* [TASK BRIEF]: Your task is to copy the listing exactly. Drop any pictures from the copy.
*** RECORDS FOR PROCESSING
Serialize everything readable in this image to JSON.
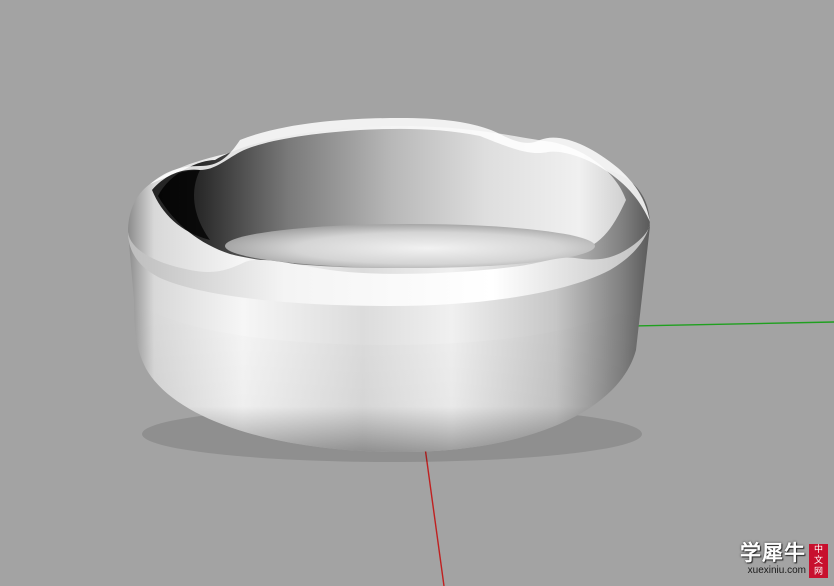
{
  "viewport": {
    "background": "#a3a3a3",
    "grid_color": "#8a8a8a",
    "grid_major_color": "#7a7a7a",
    "axis_x_color": "#1fa01f",
    "axis_y_color": "#c02020",
    "object": "ashtray-3d-model"
  },
  "watermark": {
    "title": "学犀牛",
    "url": "xuexiniu.com",
    "seal": [
      "中",
      "文",
      "网"
    ],
    "seal_color": "#c8102e"
  }
}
******
* [FULL ANSWER]:
Serialize everything readable in this image to JSON.
{
  "viewport": {
    "background": "#a3a3a3",
    "grid_color": "#8a8a8a",
    "grid_major_color": "#7a7a7a",
    "axis_x_color": "#1fa01f",
    "axis_y_color": "#c02020",
    "object": "ashtray-3d-model"
  },
  "watermark": {
    "title": "学犀牛",
    "url": "xuexiniu.com",
    "seal": [
      "中",
      "文",
      "网"
    ],
    "seal_color": "#c8102e"
  }
}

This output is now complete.